Aim:
Compile every line that includes the word "Searches".

★ ★ ★ ★ ★

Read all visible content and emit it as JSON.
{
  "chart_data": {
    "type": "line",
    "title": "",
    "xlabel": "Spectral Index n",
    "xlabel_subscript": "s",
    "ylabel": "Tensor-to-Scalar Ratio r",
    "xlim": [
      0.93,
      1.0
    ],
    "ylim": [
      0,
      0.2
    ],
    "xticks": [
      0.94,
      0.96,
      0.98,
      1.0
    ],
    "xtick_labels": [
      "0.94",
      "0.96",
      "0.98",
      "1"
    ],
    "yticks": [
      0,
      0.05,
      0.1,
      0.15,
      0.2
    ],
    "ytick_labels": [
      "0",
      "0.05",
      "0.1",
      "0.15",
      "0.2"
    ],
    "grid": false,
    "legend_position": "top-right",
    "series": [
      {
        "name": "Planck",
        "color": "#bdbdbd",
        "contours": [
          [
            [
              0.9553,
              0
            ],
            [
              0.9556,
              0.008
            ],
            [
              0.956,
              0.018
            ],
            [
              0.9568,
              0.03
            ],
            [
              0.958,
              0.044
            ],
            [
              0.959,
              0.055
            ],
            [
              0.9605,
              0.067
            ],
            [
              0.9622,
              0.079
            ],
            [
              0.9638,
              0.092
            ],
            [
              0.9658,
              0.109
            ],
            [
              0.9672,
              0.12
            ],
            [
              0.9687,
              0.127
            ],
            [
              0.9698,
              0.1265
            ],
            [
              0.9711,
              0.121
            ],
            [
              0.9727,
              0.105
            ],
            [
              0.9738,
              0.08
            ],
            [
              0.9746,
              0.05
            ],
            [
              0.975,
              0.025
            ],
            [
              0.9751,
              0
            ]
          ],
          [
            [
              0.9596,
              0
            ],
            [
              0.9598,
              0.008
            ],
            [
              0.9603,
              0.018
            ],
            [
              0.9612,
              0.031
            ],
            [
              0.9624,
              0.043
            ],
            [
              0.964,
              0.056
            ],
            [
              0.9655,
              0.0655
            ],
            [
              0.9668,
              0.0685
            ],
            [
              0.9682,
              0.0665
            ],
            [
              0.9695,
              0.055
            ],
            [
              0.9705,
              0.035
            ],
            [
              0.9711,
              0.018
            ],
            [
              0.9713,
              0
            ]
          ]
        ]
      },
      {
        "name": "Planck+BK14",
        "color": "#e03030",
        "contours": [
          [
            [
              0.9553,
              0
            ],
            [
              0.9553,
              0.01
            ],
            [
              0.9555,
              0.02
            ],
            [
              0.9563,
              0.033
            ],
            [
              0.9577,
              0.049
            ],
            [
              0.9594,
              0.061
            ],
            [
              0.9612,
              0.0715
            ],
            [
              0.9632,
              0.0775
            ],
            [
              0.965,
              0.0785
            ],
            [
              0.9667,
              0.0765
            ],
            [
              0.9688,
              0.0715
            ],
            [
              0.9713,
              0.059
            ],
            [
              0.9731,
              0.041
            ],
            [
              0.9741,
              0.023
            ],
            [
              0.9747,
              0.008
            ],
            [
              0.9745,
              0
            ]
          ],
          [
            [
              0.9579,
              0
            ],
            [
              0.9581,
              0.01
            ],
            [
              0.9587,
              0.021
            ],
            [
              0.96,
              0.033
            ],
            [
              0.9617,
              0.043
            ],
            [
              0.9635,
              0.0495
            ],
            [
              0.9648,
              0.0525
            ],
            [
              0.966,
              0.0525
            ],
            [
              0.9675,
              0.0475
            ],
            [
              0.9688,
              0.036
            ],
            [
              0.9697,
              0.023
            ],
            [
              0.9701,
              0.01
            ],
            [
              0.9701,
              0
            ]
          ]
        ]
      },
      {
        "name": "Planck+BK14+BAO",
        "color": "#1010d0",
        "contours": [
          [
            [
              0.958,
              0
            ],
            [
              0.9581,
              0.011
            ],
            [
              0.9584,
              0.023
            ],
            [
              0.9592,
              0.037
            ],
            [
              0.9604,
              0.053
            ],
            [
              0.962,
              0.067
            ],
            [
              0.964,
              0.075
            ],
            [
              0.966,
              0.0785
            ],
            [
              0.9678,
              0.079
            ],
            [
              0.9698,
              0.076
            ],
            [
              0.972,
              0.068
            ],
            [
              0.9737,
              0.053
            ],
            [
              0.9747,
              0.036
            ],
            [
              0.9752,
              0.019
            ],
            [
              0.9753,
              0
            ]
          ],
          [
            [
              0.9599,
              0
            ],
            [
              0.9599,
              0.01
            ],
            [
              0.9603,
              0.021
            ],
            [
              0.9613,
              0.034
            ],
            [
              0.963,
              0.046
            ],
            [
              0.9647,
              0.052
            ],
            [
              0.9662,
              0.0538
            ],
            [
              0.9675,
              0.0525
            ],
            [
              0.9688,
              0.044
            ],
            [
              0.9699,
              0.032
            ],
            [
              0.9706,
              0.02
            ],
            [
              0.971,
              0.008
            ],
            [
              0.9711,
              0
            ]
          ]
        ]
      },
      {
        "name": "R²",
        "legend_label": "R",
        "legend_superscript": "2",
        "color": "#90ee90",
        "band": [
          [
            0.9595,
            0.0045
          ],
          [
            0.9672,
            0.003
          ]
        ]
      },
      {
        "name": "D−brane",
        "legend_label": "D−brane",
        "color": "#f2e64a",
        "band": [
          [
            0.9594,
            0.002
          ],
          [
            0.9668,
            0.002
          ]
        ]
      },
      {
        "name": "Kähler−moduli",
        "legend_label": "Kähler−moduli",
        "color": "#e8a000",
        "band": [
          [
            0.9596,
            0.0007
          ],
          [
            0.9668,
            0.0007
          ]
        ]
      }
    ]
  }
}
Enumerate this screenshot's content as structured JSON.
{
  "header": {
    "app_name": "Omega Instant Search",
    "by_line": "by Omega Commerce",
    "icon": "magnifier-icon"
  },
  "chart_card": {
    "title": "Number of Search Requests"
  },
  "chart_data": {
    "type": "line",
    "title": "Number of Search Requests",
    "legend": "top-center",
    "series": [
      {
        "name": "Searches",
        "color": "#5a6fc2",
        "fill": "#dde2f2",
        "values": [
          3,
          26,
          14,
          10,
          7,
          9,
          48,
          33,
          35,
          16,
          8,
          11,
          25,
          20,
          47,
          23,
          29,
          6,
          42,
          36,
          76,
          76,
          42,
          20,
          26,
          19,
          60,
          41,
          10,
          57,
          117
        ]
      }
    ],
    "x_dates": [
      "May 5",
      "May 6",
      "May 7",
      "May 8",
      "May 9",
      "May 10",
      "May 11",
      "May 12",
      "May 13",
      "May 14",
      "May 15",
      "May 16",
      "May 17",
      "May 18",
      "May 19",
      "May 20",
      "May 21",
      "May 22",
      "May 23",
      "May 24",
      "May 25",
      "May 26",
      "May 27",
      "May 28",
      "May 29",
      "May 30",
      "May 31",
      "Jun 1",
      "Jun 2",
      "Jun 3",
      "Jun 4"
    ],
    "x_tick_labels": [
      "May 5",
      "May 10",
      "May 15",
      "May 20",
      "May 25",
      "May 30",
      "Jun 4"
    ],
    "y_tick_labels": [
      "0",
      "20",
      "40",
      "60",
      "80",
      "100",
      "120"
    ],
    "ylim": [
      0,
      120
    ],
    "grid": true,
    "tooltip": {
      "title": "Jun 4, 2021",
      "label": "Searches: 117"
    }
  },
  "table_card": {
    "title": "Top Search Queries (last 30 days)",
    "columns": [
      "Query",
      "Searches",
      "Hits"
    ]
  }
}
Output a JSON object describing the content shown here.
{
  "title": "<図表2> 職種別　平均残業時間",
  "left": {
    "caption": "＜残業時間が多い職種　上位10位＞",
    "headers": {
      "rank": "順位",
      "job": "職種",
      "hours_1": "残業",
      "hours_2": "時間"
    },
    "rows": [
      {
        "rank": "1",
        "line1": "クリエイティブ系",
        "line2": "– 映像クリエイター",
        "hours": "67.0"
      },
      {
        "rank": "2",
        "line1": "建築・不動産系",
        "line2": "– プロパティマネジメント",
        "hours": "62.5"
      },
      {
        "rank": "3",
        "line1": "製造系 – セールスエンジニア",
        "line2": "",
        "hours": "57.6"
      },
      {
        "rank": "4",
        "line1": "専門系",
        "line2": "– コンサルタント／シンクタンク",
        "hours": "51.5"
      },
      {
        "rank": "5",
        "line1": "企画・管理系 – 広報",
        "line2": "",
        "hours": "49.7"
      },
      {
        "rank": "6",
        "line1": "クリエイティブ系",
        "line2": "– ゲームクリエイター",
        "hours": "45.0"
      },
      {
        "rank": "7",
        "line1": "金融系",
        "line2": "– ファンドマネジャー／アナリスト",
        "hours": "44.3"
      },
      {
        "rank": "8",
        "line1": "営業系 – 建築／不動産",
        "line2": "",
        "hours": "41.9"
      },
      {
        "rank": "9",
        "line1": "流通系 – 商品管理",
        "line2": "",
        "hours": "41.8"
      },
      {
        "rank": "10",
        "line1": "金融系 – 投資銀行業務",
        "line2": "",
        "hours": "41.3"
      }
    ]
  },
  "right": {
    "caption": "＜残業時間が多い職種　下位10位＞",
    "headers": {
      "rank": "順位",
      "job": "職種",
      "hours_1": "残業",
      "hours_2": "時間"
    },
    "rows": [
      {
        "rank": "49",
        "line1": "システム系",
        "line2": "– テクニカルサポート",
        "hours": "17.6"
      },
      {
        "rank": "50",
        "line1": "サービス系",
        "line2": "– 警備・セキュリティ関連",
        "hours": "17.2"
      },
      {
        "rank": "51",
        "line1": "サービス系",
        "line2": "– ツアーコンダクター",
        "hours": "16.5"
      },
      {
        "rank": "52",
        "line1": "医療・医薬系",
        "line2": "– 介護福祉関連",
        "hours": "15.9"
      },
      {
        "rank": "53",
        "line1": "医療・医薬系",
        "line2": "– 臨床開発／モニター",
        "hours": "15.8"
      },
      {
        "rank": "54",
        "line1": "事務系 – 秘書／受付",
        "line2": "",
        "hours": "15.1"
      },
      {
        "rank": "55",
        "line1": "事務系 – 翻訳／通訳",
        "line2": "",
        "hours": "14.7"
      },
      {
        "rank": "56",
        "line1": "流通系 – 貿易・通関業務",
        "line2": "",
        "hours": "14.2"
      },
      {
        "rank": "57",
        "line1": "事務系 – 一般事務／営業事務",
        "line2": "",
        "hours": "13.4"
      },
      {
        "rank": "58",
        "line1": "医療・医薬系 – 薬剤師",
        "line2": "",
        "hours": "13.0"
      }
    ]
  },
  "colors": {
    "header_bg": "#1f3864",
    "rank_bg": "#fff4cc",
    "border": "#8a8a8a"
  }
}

★ ★ ★ ★ ★

Complete answer:
        "name": "Searches",
      "label": "Searches: 117"
      "Searches",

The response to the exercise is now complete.